● **Problem details**
Pictures within the data are to be left out; everything else must be reproduced exactly.

(Collected data entries)
## Start
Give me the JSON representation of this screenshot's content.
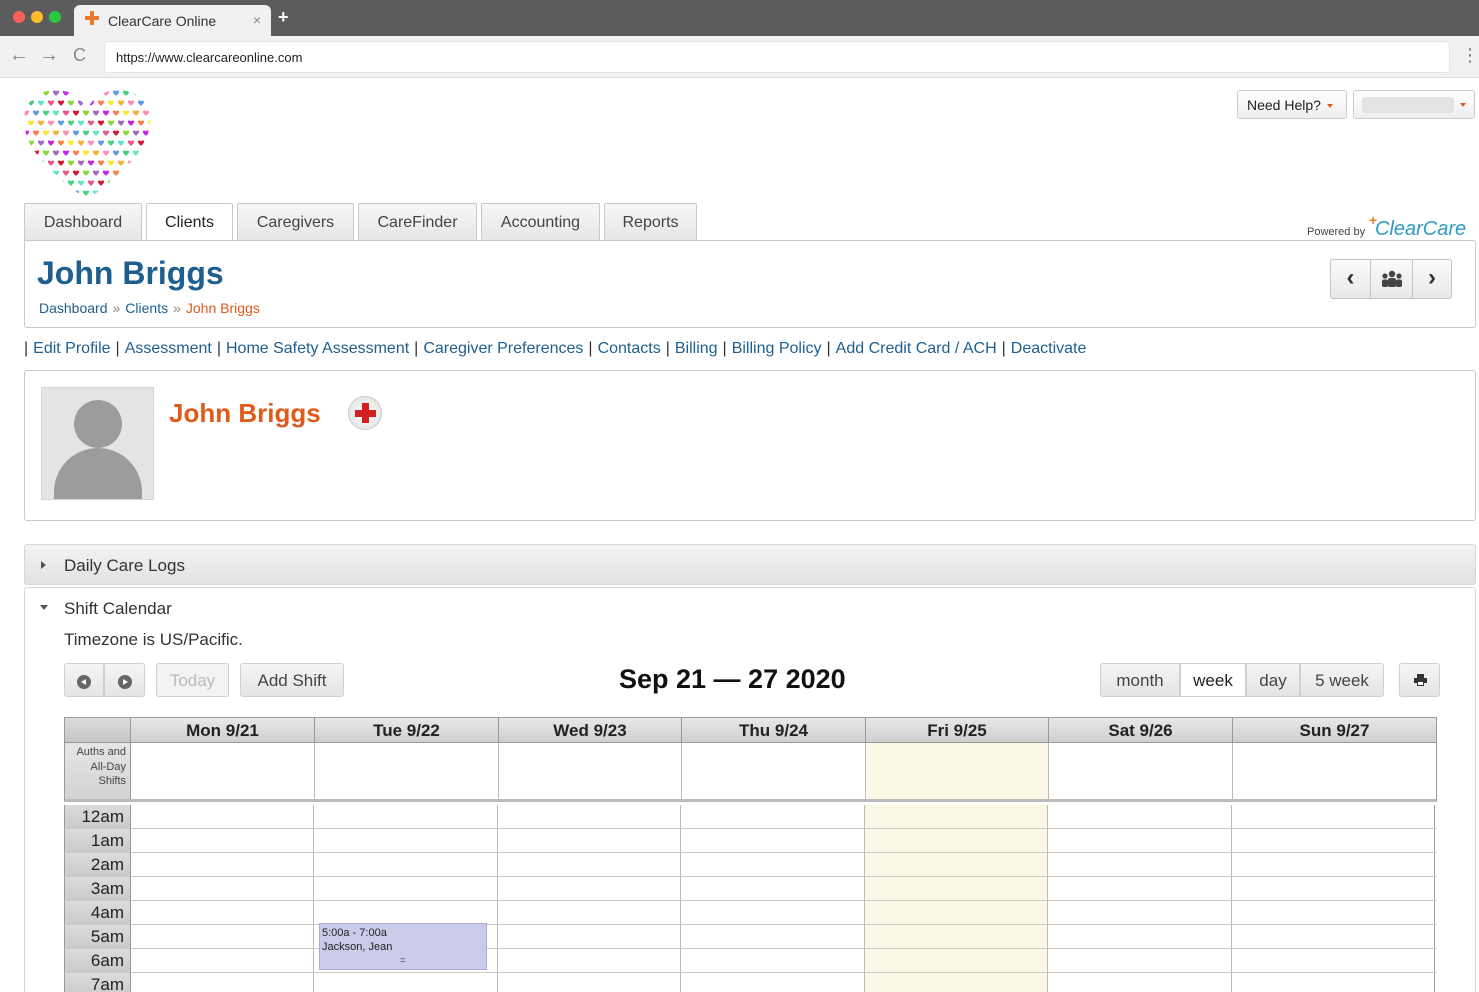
{
  "browser": {
    "tab_title": "ClearCare Online",
    "tab_close": "×",
    "new_tab": "+",
    "url": "https://www.clearcareonline.com",
    "back": "←",
    "forward": "→",
    "reload": "C",
    "menu": "⋮"
  },
  "header": {
    "need_help": "Need Help?",
    "powered_by": "Powered by",
    "brand": "ClearCare",
    "brand_mark": "+"
  },
  "nav": {
    "tabs": [
      "Dashboard",
      "Clients",
      "Caregivers",
      "CareFinder",
      "Accounting",
      "Reports"
    ],
    "active": "Clients"
  },
  "page": {
    "title": "John Briggs",
    "breadcrumb": [
      "Dashboard",
      "Clients",
      "John Briggs"
    ],
    "breadcrumb_sep": "»",
    "pager": {
      "prev": "‹",
      "next": "›"
    }
  },
  "sublinks": [
    "Edit Profile",
    "Assessment",
    "Home Safety Assessment",
    "Caregiver Preferences",
    "Contacts",
    "Billing",
    "Billing Policy",
    "Add Credit Card / ACH",
    "Deactivate"
  ],
  "profile": {
    "name": "John Briggs"
  },
  "sections": {
    "daily_care_logs": "Daily Care Logs",
    "shift_calendar": "Shift Calendar",
    "timezone": "Timezone is US/Pacific."
  },
  "calendar": {
    "today_label": "Today",
    "add_shift_label": "Add Shift",
    "title": "Sep 21 — 27 2020",
    "views": [
      "month",
      "week",
      "day",
      "5 week"
    ],
    "active_view": "week",
    "allday_label": "Auths and All-Day Shifts",
    "days": [
      "Mon 9/21",
      "Tue 9/22",
      "Wed 9/23",
      "Thu 9/24",
      "Fri 9/25",
      "Sat 9/26",
      "Sun 9/27"
    ],
    "today_day": "Fri 9/25",
    "hours": [
      "12am",
      "1am",
      "2am",
      "3am",
      "4am",
      "5am",
      "6am",
      "7am"
    ],
    "event": {
      "time": "5:00a - 7:00a",
      "name": "Jackson, Jean",
      "handle": "="
    }
  },
  "colors": {
    "link": "#1e5f8f",
    "accent": "#e05a1a",
    "event": "#c9cbe9",
    "today": "#fcf8e8"
  }
}
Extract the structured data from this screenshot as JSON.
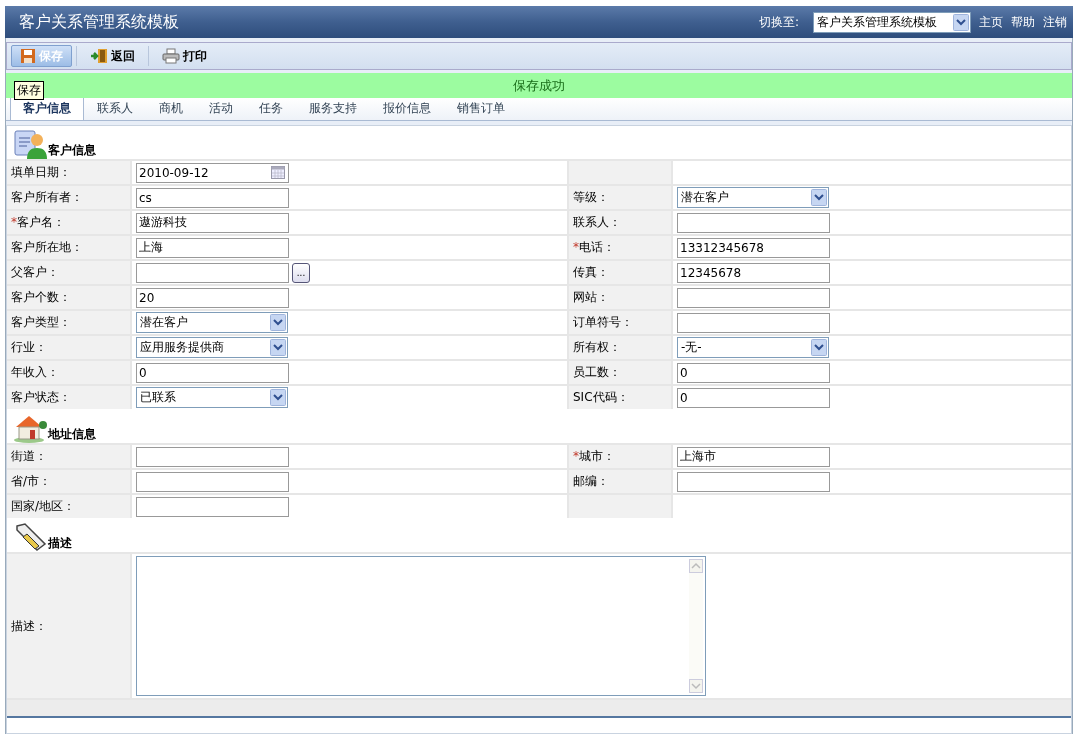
{
  "header": {
    "title": "客户关系管理系统模板",
    "switch_label": "切换至:",
    "switch_value": "客户关系管理系统模板",
    "links": [
      "主页",
      "帮助",
      "注销"
    ]
  },
  "toolbar": [
    {
      "kind": "save",
      "label": "保存",
      "highlighted": true
    },
    {
      "kind": "back",
      "label": "返回",
      "highlighted": false
    },
    {
      "kind": "print",
      "label": "打印",
      "highlighted": false
    }
  ],
  "tooltip": "保存",
  "status_message": "保存成功",
  "tabs": [
    {
      "label": "客户信息",
      "selected": true
    },
    {
      "label": "联系人",
      "selected": false
    },
    {
      "label": "商机",
      "selected": false
    },
    {
      "label": "活动",
      "selected": false
    },
    {
      "label": "任务",
      "selected": false
    },
    {
      "label": "服务支持",
      "selected": false
    },
    {
      "label": "报价信息",
      "selected": false
    },
    {
      "label": "销售订单",
      "selected": false
    }
  ],
  "sections": [
    {
      "kind": "customer",
      "title": "客户信息",
      "rows": [
        {
          "left": {
            "label": "填单日期：",
            "field": {
              "kind": "date",
              "value": "2010-09-12"
            }
          },
          "right": null
        },
        {
          "left": {
            "label": "客户所有者：",
            "field": {
              "kind": "text",
              "value": "cs"
            }
          },
          "right": {
            "label": "等级：",
            "field": {
              "kind": "select",
              "value": "潜在客户"
            }
          }
        },
        {
          "left": {
            "label": "客户名：",
            "mark": "*",
            "field": {
              "kind": "text",
              "value": "遨游科技"
            }
          },
          "right": {
            "label": "联系人：",
            "field": {
              "kind": "text"
            }
          }
        },
        {
          "left": {
            "label": "客户所在地：",
            "field": {
              "kind": "text",
              "value": "上海"
            }
          },
          "right": {
            "label": "电话：",
            "mark": "*",
            "field": {
              "kind": "text",
              "value": "13312345678"
            }
          }
        },
        {
          "left": {
            "label": "父客户：",
            "field": {
              "kind": "lookup",
              "button": "..."
            }
          },
          "right": {
            "label": "传真：",
            "field": {
              "kind": "text",
              "value": "12345678"
            }
          }
        },
        {
          "left": {
            "label": "客户个数：",
            "field": {
              "kind": "text",
              "value": "20"
            }
          },
          "right": {
            "label": "网站：",
            "field": {
              "kind": "text"
            }
          }
        },
        {
          "left": {
            "label": "客户类型：",
            "field": {
              "kind": "select",
              "value": "潜在客户"
            }
          },
          "right": {
            "label": "订单符号：",
            "field": {
              "kind": "text"
            }
          }
        },
        {
          "left": {
            "label": "行业：",
            "field": {
              "kind": "select",
              "value": "应用服务提供商"
            }
          },
          "right": {
            "label": "所有权：",
            "field": {
              "kind": "select",
              "value": "-无-"
            }
          }
        },
        {
          "left": {
            "label": "年收入：",
            "field": {
              "kind": "text",
              "value": "0"
            }
          },
          "right": {
            "label": "员工数：",
            "field": {
              "kind": "text",
              "value": "0"
            }
          }
        },
        {
          "left": {
            "label": "客户状态：",
            "field": {
              "kind": "select",
              "value": "已联系"
            }
          },
          "right": {
            "label": "SIC代码：",
            "field": {
              "kind": "text",
              "value": "0"
            }
          }
        }
      ]
    },
    {
      "kind": "address",
      "title": "地址信息",
      "rows": [
        {
          "left": {
            "label": "街道：",
            "field": {
              "kind": "text"
            }
          },
          "right": {
            "label": "城市：",
            "mark": "*",
            "field": {
              "kind": "text",
              "value": "上海市"
            }
          }
        },
        {
          "left": {
            "label": "省/市：",
            "field": {
              "kind": "text"
            }
          },
          "right": {
            "label": "邮编：",
            "field": {
              "kind": "text"
            }
          }
        },
        {
          "left": {
            "label": "国家/地区：",
            "field": {
              "kind": "text"
            }
          },
          "right": null
        }
      ]
    },
    {
      "kind": "description",
      "title": "描述",
      "rows": [
        {
          "left": {
            "label": "描述：",
            "field": {
              "kind": "textarea"
            }
          },
          "right": null
        }
      ]
    }
  ]
}
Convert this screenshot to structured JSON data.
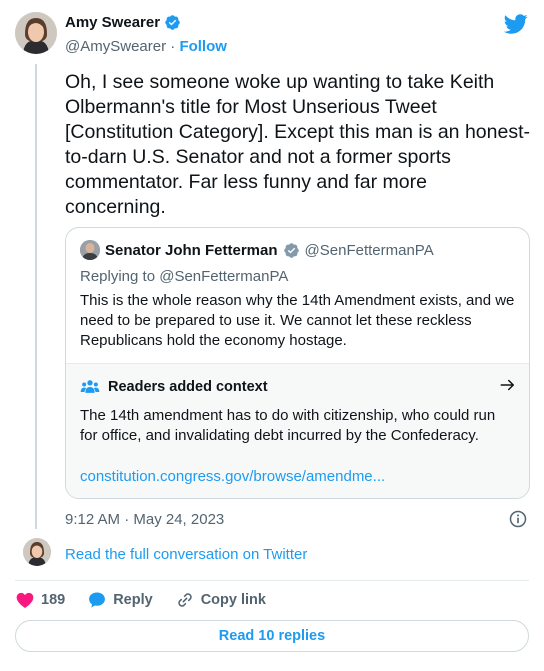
{
  "author": {
    "name": "Amy Swearer",
    "handle": "@AmySwearer",
    "separator": "·",
    "follow_label": "Follow"
  },
  "tweet": {
    "text": "Oh, I see someone woke up wanting to take Keith Olbermann's title for Most Unserious Tweet [Constitution Category]. Except this man is an honest-to-darn U.S. Senator and not a former sports commentator. Far less funny and far more concerning."
  },
  "quoted": {
    "name": "Senator John Fetterman",
    "handle": "@SenFettermanPA",
    "replying_to": "Replying to @SenFettermanPA",
    "text": "This is the whole reason why the 14th Amendment exists, and we need to be prepared to use it. We cannot let these reckless Republicans hold the economy hostage.",
    "context": {
      "title": "Readers added context",
      "body": "The 14th amendment has to do with citizenship, who could run for office, and invalidating debt incurred by the Confederacy.",
      "link": "constitution.congress.gov/browse/amendme..."
    }
  },
  "timestamp": "9:12 AM · May 24, 2023",
  "read_conversation": "Read the full conversation on Twitter",
  "actions": {
    "likes": "189",
    "reply_label": "Reply",
    "copy_label": "Copy link"
  },
  "read_replies": "Read 10 replies",
  "colors": {
    "accent": "#1d9bf0",
    "like": "#f91880",
    "secondary_text": "#536471"
  },
  "icons": [
    "verified-badge-icon",
    "twitter-bird-icon",
    "readers-context-icon",
    "arrow-right-icon",
    "info-icon",
    "heart-icon",
    "reply-bubble-icon",
    "link-icon"
  ]
}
## End
● **Result for this exercise**
Give me the JSON representation of this screenshot's content.
{
  "browser": {
    "tab_title": "ClearCare Online",
    "tab_close": "×",
    "new_tab": "+",
    "url": "https://www.clearcareonline.com",
    "back": "←",
    "forward": "→",
    "reload": "C",
    "menu": "⋮"
  },
  "header": {
    "need_help": "Need Help?",
    "powered_by": "Powered by",
    "brand": "ClearCare",
    "brand_mark": "+"
  },
  "nav": {
    "tabs": [
      "Dashboard",
      "Clients",
      "Caregivers",
      "CareFinder",
      "Accounting",
      "Reports"
    ],
    "active": "Clients"
  },
  "page": {
    "title": "John Briggs",
    "breadcrumb": [
      "Dashboard",
      "Clients",
      "John Briggs"
    ],
    "breadcrumb_sep": "»",
    "pager": {
      "prev": "‹",
      "next": "›"
    }
  },
  "sublinks": [
    "Edit Profile",
    "Assessment",
    "Home Safety Assessment",
    "Caregiver Preferences",
    "Contacts",
    "Billing",
    "Billing Policy",
    "Add Credit Card / ACH",
    "Deactivate"
  ],
  "profile": {
    "name": "John Briggs"
  },
  "sections": {
    "daily_care_logs": "Daily Care Logs",
    "shift_calendar": "Shift Calendar",
    "timezone": "Timezone is US/Pacific."
  },
  "calendar": {
    "today_label": "Today",
    "add_shift_label": "Add Shift",
    "title": "Sep 21 — 27 2020",
    "views": [
      "month",
      "week",
      "day",
      "5 week"
    ],
    "active_view": "week",
    "allday_label": "Auths and All-Day Shifts",
    "days": [
      "Mon 9/21",
      "Tue 9/22",
      "Wed 9/23",
      "Thu 9/24",
      "Fri 9/25",
      "Sat 9/26",
      "Sun 9/27"
    ],
    "today_day": "Fri 9/25",
    "hours": [
      "12am",
      "1am",
      "2am",
      "3am",
      "4am",
      "5am",
      "6am",
      "7am"
    ],
    "event": {
      "time": "5:00a - 7:00a",
      "name": "Jackson, Jean",
      "handle": "="
    }
  },
  "colors": {
    "link": "#1e5f8f",
    "accent": "#e05a1a",
    "event": "#c9cbe9",
    "today": "#fcf8e8"
  }
}
Extract the structured data from this screenshot as JSON.
{
  "header": {
    "title": "客户关系管理系统模板",
    "switch_label": "切换至:",
    "switch_value": "客户关系管理系统模板",
    "links": [
      "主页",
      "帮助",
      "注销"
    ]
  },
  "toolbar": [
    {
      "kind": "save",
      "label": "保存",
      "highlighted": true
    },
    {
      "kind": "back",
      "label": "返回",
      "highlighted": false
    },
    {
      "kind": "print",
      "label": "打印",
      "highlighted": false
    }
  ],
  "tooltip": "保存",
  "status_message": "保存成功",
  "tabs": [
    {
      "label": "客户信息",
      "selected": true
    },
    {
      "label": "联系人",
      "selected": false
    },
    {
      "label": "商机",
      "selected": false
    },
    {
      "label": "活动",
      "selected": false
    },
    {
      "label": "任务",
      "selected": false
    },
    {
      "label": "服务支持",
      "selected": false
    },
    {
      "label": "报价信息",
      "selected": false
    },
    {
      "label": "销售订单",
      "selected": false
    }
  ],
  "sections": [
    {
      "kind": "customer",
      "title": "客户信息",
      "rows": [
        {
          "left": {
            "label": "填单日期：",
            "field": {
              "kind": "date",
              "value": "2010-09-12"
            }
          },
          "right": null
        },
        {
          "left": {
            "label": "客户所有者：",
            "field": {
              "kind": "text",
              "value": "cs"
            }
          },
          "right": {
            "label": "等级：",
            "field": {
              "kind": "select",
              "value": "潜在客户"
            }
          }
        },
        {
          "left": {
            "label": "客户名：",
            "mark": "*",
            "field": {
              "kind": "text",
              "value": "遨游科技"
            }
          },
          "right": {
            "label": "联系人：",
            "field": {
              "kind": "text"
            }
          }
        },
        {
          "left": {
            "label": "客户所在地：",
            "field": {
              "kind": "text",
              "value": "上海"
            }
          },
          "right": {
            "label": "电话：",
            "mark": "*",
            "field": {
              "kind": "text",
              "value": "13312345678"
            }
          }
        },
        {
          "left": {
            "label": "父客户：",
            "field": {
              "kind": "lookup",
              "button": "..."
            }
          },
          "right": {
            "label": "传真：",
            "field": {
              "kind": "text",
              "value": "12345678"
            }
          }
        },
        {
          "left": {
            "label": "客户个数：",
            "field": {
              "kind": "text",
              "value": "20"
            }
          },
          "right": {
            "label": "网站：",
            "field": {
              "kind": "text"
            }
          }
        },
        {
          "left": {
            "label": "客户类型：",
            "field": {
              "kind": "select",
              "value": "潜在客户"
            }
          },
          "right": {
            "label": "订单符号：",
            "field": {
              "kind": "text"
            }
          }
        },
        {
          "left": {
            "label": "行业：",
            "field": {
              "kind": "select",
              "value": "应用服务提供商"
            }
          },
          "right": {
            "label": "所有权：",
            "field": {
              "kind": "select",
              "value": "-无-"
            }
          }
        },
        {
          "left": {
            "label": "年收入：",
            "field": {
              "kind": "text",
              "value": "0"
            }
          },
          "right": {
            "label": "员工数：",
            "field": {
              "kind": "text",
              "value": "0"
            }
          }
        },
        {
          "left": {
            "label": "客户状态：",
            "field": {
              "kind": "select",
              "value": "已联系"
            }
          },
          "right": {
            "label": "SIC代码：",
            "field": {
              "kind": "text",
              "value": "0"
            }
          }
        }
      ]
    },
    {
      "kind": "address",
      "title": "地址信息",
      "rows": [
        {
          "left": {
            "label": "街道：",
            "field": {
              "kind": "text"
            }
          },
          "right": {
            "label": "城市：",
            "mark": "*",
            "field": {
              "kind": "text",
              "value": "上海市"
            }
          }
        },
        {
          "left": {
            "label": "省/市：",
            "field": {
              "kind": "text"
            }
          },
          "right": {
            "label": "邮编：",
            "field": {
              "kind": "text"
            }
          }
        },
        {
          "left": {
            "label": "国家/地区：",
            "field": {
              "kind": "text"
            }
          },
          "right": null
        }
      ]
    },
    {
      "kind": "description",
      "title": "描述",
      "rows": [
        {
          "left": {
            "label": "描述：",
            "field": {
              "kind": "textarea"
            }
          },
          "right": null
        }
      ]
    }
  ]
}
Convert this screenshot to structured JSON data.
{
  "author": {
    "name": "Amy Swearer",
    "handle": "@AmySwearer",
    "separator": "·",
    "follow_label": "Follow"
  },
  "tweet": {
    "text": "Oh, I see someone woke up wanting to take Keith Olbermann's title for Most Unserious Tweet [Constitution Category]. Except this man is an honest-to-darn U.S. Senator and not a former sports commentator. Far less funny and far more concerning."
  },
  "quoted": {
    "name": "Senator John Fetterman",
    "handle": "@SenFettermanPA",
    "replying_to": "Replying to @SenFettermanPA",
    "text": "This is the whole reason why the 14th Amendment exists, and we need to be prepared to use it. We cannot let these reckless Republicans hold the economy hostage.",
    "context": {
      "title": "Readers added context",
      "body": "The 14th amendment has to do with citizenship, who could run for office, and invalidating debt incurred by the Confederacy.",
      "link": "constitution.congress.gov/browse/amendme..."
    }
  },
  "timestamp": "9:12 AM · May 24, 2023",
  "read_conversation": "Read the full conversation on Twitter",
  "actions": {
    "likes": "189",
    "reply_label": "Reply",
    "copy_label": "Copy link"
  },
  "read_replies": "Read 10 replies",
  "colors": {
    "accent": "#1d9bf0",
    "like": "#f91880",
    "secondary_text": "#536471"
  },
  "icons": [
    "verified-badge-icon",
    "twitter-bird-icon",
    "readers-context-icon",
    "arrow-right-icon",
    "info-icon",
    "heart-icon",
    "reply-bubble-icon",
    "link-icon"
  ]
}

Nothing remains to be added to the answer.